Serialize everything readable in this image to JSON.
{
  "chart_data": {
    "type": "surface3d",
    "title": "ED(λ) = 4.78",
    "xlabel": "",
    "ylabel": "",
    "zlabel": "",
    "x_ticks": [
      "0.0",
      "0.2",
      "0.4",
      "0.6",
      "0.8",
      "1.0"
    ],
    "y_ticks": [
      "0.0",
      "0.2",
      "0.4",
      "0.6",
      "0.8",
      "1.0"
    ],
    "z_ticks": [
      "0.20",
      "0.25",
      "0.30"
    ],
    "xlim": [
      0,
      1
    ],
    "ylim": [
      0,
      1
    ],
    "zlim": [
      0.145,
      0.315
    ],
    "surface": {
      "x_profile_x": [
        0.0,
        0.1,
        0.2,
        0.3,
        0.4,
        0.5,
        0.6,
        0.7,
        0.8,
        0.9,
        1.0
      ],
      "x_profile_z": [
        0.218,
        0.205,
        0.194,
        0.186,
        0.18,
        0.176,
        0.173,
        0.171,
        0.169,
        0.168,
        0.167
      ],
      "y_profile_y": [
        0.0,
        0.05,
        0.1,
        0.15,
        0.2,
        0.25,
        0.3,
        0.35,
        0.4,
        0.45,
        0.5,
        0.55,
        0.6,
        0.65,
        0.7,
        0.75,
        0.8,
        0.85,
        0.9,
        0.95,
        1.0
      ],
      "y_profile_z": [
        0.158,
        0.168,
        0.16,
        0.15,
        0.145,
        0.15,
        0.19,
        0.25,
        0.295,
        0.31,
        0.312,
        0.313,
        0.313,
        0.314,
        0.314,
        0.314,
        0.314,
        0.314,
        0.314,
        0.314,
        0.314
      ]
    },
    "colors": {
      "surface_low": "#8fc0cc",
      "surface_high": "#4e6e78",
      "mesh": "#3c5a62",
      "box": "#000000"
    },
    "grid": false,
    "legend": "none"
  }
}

.....

**INSTRUCTIONS TO FOLLOW:**
Provide all the records again, word for word.

**THE ANSWER:**
Serialize everything readable in this image to JSON.
{
  "chart_data": {
    "type": "surface3d",
    "title": "ED(λ) = 4.78",
    "xlabel": "",
    "ylabel": "",
    "zlabel": "",
    "x_ticks": [
      "0.0",
      "0.2",
      "0.4",
      "0.6",
      "0.8",
      "1.0"
    ],
    "y_ticks": [
      "0.0",
      "0.2",
      "0.4",
      "0.6",
      "0.8",
      "1.0"
    ],
    "z_ticks": [
      "0.20",
      "0.25",
      "0.30"
    ],
    "xlim": [
      0,
      1
    ],
    "ylim": [
      0,
      1
    ],
    "zlim": [
      0.145,
      0.315
    ],
    "surface": {
      "x_profile_x": [
        0.0,
        0.1,
        0.2,
        0.3,
        0.4,
        0.5,
        0.6,
        0.7,
        0.8,
        0.9,
        1.0
      ],
      "x_profile_z": [
        0.218,
        0.205,
        0.194,
        0.186,
        0.18,
        0.176,
        0.173,
        0.171,
        0.169,
        0.168,
        0.167
      ],
      "y_profile_y": [
        0.0,
        0.05,
        0.1,
        0.15,
        0.2,
        0.25,
        0.3,
        0.35,
        0.4,
        0.45,
        0.5,
        0.55,
        0.6,
        0.65,
        0.7,
        0.75,
        0.8,
        0.85,
        0.9,
        0.95,
        1.0
      ],
      "y_profile_z": [
        0.158,
        0.168,
        0.16,
        0.15,
        0.145,
        0.15,
        0.19,
        0.25,
        0.295,
        0.31,
        0.312,
        0.313,
        0.313,
        0.314,
        0.314,
        0.314,
        0.314,
        0.314,
        0.314,
        0.314,
        0.314
      ]
    },
    "colors": {
      "surface_low": "#8fc0cc",
      "surface_high": "#4e6e78",
      "mesh": "#3c5a62",
      "box": "#000000"
    },
    "grid": false,
    "legend": "none"
  }
}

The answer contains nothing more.